● **Required work**
Pull out every line below that holds the word "中信建投证券".

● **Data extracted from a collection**
## START

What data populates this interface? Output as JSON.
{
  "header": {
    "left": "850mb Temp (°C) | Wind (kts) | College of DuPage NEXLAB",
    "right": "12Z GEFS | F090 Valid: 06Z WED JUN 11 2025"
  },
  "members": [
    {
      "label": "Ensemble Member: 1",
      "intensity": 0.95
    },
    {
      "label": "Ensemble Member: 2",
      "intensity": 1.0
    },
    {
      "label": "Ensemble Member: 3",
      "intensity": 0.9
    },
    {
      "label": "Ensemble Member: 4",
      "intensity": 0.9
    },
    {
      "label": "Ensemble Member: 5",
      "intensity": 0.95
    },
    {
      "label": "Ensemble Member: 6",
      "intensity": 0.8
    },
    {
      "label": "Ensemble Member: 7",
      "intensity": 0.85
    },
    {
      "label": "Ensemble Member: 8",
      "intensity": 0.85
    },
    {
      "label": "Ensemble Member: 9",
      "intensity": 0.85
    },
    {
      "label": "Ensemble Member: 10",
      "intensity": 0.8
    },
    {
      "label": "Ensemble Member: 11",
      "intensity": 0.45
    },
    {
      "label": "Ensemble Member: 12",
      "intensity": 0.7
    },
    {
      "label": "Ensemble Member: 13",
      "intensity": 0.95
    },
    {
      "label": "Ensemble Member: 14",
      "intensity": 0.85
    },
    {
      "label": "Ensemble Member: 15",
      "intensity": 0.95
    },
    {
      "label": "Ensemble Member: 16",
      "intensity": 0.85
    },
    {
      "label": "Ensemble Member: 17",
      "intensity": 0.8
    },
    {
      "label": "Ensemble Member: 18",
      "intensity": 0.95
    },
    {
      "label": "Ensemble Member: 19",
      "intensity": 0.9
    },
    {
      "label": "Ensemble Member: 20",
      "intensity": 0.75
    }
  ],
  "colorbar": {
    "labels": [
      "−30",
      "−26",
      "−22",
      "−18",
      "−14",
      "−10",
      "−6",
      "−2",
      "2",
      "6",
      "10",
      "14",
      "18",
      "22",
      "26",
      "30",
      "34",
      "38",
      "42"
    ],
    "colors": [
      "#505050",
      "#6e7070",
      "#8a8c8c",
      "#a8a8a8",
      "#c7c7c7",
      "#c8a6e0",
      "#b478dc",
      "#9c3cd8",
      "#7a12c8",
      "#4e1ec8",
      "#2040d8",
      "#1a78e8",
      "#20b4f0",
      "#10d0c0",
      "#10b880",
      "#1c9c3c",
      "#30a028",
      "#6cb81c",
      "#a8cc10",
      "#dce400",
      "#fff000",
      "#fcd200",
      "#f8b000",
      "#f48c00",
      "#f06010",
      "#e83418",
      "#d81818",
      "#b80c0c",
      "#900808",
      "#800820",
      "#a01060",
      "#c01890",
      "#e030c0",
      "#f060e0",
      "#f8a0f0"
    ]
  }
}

## END
## START

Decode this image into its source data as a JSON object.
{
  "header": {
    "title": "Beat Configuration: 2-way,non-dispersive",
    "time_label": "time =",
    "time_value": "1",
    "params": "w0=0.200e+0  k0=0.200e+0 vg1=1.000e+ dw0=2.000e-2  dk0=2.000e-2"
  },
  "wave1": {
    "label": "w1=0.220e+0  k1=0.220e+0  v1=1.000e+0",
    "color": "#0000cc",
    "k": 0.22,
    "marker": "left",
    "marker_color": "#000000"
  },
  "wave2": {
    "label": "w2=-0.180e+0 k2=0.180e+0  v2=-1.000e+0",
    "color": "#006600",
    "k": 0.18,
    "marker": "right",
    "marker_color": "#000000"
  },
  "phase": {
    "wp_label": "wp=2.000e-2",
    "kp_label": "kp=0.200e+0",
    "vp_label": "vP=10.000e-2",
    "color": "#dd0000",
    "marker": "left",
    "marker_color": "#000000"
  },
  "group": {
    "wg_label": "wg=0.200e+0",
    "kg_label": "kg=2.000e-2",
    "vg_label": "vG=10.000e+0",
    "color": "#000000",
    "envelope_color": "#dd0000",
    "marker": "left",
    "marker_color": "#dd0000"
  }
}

## END
## START

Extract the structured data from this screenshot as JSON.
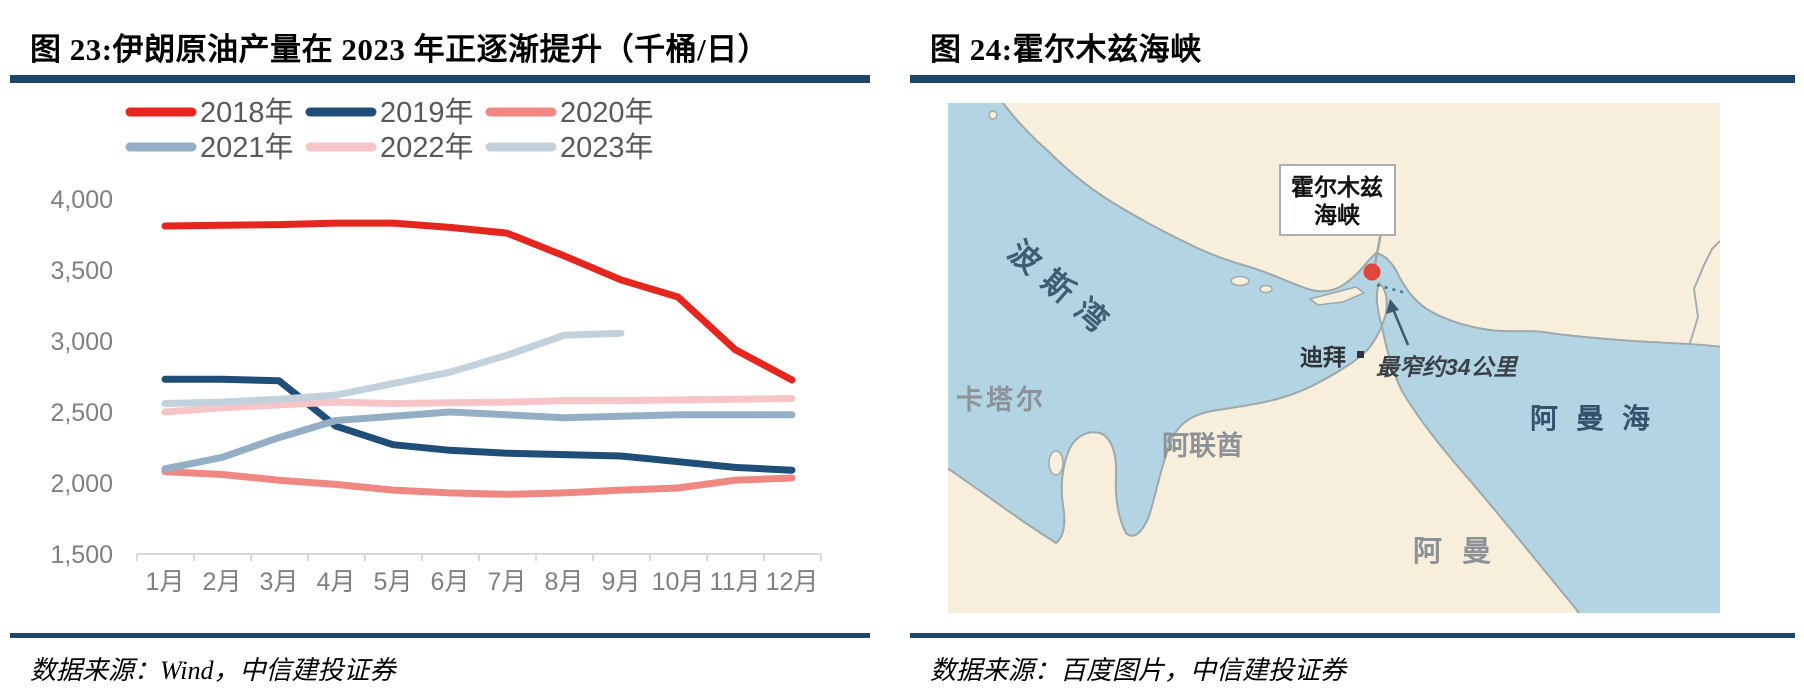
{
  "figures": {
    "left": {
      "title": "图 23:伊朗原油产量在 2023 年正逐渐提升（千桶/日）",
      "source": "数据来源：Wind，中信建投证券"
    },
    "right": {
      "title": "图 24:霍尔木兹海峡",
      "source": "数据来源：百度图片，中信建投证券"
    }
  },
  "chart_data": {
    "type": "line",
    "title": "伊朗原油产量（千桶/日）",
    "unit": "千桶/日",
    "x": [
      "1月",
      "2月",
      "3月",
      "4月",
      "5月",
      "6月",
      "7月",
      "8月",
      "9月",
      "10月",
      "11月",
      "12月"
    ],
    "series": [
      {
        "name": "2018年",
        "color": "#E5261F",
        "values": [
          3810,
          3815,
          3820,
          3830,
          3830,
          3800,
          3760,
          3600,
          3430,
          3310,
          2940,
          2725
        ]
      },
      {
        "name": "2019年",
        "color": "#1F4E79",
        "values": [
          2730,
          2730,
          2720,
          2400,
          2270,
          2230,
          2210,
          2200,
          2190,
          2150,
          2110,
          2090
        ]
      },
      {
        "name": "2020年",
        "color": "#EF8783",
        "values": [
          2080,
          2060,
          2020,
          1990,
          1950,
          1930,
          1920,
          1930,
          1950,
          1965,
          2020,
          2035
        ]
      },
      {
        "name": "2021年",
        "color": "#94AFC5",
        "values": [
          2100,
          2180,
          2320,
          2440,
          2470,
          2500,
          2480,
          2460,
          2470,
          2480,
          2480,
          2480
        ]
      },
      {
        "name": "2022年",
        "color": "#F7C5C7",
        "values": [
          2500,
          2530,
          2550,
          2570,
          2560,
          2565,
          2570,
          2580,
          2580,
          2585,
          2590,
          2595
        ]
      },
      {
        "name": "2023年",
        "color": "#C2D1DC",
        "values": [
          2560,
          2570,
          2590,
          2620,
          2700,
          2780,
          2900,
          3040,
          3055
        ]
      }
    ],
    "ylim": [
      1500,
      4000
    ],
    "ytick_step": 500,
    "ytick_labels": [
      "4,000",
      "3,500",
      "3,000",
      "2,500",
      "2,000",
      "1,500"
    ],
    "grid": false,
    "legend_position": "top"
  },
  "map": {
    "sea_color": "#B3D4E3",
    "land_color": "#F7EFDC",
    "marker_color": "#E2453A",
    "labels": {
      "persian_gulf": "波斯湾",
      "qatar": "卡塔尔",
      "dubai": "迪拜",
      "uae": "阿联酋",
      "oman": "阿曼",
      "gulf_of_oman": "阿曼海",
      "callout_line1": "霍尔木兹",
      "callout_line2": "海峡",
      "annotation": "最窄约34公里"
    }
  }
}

## END

● **Problem solution**
      "source": "数据来源：Wind，中信建投证券"
      "source": "数据来源：百度图片，中信建投证券"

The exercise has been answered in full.